| Aim of the exercise |
Every line that contains "Daily" counts once; give the total number of such lines, with no other words.

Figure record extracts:
= = = = = = =

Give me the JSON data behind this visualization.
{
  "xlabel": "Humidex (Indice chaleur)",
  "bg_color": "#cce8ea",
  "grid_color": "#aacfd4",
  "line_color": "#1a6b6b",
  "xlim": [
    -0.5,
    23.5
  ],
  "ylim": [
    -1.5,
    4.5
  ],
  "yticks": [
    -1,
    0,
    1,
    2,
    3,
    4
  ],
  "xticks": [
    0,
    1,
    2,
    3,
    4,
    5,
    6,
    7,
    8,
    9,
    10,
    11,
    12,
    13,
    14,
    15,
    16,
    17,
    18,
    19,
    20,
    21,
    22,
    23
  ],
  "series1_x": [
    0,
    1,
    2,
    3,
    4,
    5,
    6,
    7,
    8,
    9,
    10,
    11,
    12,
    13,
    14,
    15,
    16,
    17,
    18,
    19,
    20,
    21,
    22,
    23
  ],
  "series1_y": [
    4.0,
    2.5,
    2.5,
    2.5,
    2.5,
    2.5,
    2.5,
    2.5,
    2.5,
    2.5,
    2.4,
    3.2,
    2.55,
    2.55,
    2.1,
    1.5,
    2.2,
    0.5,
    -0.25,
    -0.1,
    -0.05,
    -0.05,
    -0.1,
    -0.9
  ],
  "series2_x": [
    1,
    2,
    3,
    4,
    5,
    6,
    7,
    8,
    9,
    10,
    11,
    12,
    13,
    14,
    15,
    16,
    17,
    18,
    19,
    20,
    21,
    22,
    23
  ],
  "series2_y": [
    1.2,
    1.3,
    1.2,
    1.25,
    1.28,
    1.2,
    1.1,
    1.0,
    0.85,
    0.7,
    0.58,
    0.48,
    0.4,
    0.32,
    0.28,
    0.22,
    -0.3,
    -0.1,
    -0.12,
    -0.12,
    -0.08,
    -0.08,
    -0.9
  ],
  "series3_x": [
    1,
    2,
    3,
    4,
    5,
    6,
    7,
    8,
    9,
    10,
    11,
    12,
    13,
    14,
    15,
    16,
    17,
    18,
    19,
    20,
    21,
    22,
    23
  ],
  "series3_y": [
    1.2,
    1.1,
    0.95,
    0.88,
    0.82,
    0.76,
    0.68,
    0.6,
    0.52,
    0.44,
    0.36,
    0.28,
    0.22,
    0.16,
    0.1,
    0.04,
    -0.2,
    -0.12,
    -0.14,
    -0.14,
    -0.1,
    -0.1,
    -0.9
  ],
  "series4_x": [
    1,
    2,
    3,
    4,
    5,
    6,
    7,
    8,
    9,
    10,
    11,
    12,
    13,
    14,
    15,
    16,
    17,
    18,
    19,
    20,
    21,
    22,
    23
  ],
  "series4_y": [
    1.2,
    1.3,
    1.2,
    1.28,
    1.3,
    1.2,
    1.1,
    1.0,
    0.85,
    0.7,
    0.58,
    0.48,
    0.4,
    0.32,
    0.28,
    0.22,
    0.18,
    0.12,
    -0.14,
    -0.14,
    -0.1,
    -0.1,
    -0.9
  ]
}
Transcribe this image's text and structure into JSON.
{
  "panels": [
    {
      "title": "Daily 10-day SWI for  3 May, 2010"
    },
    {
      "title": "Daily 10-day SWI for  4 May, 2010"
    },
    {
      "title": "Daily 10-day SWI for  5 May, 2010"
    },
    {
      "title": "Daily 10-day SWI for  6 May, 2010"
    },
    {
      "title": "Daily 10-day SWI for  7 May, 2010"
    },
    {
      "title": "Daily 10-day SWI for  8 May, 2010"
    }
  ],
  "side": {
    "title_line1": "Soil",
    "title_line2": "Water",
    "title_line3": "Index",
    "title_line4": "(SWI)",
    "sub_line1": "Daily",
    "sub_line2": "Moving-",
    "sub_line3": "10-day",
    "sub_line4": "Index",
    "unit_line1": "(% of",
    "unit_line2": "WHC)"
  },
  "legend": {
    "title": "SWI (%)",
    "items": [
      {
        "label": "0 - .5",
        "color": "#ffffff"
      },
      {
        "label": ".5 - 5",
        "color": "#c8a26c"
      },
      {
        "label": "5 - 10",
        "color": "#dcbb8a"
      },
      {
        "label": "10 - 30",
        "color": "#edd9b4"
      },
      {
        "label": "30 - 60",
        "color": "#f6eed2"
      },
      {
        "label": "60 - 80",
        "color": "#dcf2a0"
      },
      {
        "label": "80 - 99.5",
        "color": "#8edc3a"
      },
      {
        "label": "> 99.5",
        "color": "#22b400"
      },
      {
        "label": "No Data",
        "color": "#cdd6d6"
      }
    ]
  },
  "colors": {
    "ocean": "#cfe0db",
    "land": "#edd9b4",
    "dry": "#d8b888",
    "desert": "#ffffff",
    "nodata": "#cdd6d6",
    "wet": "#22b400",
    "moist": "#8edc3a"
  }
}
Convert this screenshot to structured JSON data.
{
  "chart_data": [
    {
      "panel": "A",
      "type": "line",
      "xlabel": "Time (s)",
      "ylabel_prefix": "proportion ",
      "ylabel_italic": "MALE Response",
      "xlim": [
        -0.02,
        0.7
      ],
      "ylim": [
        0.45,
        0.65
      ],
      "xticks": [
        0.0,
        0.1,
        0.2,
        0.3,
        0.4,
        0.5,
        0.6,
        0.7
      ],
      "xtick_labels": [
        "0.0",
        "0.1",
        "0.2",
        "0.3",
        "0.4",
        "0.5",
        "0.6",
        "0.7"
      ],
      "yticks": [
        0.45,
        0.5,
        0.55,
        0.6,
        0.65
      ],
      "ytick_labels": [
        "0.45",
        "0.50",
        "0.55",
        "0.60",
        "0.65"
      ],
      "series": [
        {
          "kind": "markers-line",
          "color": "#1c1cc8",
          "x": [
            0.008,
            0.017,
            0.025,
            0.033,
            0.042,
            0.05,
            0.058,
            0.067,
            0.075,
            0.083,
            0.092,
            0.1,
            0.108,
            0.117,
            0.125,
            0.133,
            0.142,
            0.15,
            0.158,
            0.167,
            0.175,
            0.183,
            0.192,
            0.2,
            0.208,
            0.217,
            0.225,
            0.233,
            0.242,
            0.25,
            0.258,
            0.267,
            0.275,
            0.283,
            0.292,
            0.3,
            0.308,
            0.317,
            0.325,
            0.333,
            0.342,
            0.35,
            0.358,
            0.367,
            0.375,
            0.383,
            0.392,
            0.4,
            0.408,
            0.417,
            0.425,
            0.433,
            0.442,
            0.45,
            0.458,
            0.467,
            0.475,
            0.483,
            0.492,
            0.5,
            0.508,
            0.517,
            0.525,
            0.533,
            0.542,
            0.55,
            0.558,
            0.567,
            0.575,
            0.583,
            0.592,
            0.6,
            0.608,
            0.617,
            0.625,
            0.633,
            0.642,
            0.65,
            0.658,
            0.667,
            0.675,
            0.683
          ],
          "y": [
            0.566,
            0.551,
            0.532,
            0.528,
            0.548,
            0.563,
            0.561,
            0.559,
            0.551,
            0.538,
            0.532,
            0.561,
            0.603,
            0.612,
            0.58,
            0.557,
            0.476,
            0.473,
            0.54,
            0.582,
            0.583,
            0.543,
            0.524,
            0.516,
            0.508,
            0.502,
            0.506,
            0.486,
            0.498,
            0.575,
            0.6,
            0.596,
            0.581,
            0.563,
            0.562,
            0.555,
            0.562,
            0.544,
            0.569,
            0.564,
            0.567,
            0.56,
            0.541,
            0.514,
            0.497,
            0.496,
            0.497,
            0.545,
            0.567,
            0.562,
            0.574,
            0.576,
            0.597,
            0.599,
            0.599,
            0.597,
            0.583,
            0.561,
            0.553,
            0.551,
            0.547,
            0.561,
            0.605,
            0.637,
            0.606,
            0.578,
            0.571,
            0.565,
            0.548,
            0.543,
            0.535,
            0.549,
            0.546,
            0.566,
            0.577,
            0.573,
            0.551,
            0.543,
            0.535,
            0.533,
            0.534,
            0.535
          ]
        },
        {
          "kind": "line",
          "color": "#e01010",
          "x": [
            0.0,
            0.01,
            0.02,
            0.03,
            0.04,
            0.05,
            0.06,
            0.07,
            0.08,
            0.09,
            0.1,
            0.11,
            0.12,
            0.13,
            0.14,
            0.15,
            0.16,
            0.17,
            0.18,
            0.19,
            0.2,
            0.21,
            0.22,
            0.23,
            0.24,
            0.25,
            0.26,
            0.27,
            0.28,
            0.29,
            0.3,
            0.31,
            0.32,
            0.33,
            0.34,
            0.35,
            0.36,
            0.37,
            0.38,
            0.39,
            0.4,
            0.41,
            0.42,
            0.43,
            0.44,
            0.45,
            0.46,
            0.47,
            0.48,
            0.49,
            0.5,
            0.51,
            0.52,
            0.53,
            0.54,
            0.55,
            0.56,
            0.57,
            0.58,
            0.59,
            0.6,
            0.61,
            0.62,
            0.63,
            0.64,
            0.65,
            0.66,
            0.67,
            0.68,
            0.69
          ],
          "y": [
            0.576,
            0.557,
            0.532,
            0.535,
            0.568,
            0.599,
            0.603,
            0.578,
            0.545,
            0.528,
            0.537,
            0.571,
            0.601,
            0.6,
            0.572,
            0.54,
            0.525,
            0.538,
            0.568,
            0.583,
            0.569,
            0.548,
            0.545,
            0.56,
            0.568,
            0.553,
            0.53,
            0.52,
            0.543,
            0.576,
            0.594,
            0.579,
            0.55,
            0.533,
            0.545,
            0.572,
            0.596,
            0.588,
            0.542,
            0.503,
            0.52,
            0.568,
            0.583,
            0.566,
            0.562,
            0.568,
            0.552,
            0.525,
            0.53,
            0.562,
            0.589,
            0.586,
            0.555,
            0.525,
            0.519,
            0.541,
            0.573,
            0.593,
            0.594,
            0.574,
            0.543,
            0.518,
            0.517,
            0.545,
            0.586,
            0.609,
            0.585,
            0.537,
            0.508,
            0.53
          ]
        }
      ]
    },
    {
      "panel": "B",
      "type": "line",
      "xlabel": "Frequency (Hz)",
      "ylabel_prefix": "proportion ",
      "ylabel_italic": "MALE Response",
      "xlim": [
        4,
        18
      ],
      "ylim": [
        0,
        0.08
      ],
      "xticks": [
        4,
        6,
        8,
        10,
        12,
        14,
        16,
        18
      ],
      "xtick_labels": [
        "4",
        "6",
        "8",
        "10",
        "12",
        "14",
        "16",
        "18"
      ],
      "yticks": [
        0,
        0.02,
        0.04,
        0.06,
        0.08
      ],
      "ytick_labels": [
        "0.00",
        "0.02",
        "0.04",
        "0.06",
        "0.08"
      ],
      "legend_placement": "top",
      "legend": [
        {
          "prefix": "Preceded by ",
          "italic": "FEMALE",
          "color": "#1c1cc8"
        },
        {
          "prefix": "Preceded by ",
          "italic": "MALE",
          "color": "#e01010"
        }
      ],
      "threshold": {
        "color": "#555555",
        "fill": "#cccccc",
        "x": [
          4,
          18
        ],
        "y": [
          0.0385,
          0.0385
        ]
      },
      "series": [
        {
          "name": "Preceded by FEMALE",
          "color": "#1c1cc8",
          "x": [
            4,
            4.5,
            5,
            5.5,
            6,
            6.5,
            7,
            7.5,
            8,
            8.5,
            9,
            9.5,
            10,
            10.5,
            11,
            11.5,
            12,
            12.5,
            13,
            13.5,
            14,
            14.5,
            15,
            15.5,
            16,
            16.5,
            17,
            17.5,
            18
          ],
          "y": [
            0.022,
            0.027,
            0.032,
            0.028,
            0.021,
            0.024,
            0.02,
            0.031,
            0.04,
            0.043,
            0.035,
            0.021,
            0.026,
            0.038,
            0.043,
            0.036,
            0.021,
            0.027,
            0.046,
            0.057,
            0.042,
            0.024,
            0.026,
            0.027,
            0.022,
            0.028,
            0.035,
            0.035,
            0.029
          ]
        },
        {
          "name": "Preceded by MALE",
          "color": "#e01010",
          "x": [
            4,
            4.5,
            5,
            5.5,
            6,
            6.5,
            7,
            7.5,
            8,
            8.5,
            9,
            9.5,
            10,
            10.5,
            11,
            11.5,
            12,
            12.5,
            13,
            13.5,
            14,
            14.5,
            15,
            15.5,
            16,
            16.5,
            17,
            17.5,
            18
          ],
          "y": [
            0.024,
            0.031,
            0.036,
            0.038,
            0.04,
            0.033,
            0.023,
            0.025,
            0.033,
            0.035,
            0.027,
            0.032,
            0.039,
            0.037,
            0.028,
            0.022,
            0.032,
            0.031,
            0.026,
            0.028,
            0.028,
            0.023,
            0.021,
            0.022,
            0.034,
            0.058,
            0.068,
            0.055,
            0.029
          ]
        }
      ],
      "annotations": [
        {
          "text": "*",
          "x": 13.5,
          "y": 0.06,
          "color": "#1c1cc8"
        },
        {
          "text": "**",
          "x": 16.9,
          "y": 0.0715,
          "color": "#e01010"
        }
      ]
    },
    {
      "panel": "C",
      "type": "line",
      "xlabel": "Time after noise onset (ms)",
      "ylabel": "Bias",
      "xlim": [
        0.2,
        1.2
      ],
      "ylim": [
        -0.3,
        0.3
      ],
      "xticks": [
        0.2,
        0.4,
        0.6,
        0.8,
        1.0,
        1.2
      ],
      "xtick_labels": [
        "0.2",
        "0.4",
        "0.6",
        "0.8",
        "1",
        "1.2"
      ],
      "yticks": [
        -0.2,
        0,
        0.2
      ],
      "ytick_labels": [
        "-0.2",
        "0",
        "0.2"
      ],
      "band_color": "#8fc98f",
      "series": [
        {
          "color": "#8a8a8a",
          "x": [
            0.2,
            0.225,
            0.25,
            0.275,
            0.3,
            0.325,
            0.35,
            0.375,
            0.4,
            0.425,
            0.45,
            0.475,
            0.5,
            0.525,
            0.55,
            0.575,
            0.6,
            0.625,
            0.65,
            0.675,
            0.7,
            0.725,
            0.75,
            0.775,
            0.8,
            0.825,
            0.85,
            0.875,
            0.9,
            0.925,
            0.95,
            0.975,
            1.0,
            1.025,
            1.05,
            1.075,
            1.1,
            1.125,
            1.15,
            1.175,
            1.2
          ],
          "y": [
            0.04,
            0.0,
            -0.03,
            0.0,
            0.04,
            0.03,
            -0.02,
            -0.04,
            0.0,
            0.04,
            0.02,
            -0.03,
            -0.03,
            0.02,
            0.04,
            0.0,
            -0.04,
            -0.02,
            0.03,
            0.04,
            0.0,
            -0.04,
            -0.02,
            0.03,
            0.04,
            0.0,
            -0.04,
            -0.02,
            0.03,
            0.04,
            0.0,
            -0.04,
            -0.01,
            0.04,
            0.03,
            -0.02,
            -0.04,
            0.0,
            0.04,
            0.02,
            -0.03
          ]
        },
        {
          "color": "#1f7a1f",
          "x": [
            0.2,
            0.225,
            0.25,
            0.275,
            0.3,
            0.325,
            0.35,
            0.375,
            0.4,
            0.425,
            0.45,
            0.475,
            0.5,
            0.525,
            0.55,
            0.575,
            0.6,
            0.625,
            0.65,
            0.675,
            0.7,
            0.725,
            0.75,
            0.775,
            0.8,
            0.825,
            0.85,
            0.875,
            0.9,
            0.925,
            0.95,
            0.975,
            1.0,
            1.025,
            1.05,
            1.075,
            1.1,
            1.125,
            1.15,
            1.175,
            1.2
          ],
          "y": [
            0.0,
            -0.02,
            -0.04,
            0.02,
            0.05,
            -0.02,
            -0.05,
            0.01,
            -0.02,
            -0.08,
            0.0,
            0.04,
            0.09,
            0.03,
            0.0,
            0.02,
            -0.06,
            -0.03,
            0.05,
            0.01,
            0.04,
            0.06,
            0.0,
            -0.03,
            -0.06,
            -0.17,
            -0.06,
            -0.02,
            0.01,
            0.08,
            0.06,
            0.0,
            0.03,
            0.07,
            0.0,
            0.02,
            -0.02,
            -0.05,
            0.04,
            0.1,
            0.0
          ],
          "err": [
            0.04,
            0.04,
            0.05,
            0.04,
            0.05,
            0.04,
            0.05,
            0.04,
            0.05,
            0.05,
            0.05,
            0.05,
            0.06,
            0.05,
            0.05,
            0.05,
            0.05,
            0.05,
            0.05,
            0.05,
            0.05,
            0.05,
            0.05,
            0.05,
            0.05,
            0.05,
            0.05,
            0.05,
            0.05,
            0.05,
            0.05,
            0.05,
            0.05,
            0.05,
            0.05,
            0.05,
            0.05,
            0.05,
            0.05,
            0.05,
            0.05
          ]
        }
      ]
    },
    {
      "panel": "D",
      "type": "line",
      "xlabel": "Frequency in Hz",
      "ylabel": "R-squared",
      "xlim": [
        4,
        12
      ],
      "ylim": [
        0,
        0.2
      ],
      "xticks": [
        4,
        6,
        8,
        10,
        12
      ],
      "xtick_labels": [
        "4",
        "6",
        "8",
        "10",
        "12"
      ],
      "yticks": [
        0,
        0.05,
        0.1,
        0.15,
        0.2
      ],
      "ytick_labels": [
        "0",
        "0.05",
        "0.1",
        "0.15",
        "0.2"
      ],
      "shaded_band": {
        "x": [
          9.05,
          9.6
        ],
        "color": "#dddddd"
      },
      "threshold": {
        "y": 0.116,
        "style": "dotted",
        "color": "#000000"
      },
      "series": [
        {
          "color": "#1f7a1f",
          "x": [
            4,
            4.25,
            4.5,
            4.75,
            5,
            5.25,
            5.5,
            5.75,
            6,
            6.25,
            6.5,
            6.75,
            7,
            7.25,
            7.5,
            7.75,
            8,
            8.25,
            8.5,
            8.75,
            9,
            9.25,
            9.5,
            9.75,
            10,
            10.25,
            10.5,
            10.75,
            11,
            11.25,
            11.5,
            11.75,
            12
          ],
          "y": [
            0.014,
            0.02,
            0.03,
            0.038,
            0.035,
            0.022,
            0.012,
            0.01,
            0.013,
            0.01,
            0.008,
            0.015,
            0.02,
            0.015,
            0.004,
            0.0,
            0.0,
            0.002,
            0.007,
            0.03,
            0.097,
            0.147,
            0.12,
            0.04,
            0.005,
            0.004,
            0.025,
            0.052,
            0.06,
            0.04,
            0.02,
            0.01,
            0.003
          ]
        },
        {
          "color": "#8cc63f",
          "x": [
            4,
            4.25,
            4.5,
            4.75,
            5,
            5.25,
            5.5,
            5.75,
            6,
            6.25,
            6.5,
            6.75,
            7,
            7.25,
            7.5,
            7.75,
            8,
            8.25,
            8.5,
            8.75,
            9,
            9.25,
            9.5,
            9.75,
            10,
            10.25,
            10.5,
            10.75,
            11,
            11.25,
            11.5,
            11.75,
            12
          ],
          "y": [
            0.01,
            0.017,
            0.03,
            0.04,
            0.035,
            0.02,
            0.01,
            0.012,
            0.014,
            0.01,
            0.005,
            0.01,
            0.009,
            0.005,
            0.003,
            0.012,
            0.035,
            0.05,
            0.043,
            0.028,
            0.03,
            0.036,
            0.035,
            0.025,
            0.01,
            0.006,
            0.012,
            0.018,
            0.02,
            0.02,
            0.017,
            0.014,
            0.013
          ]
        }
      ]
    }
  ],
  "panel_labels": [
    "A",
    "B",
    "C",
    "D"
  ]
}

= = = = = = =

| Reply to the task |
7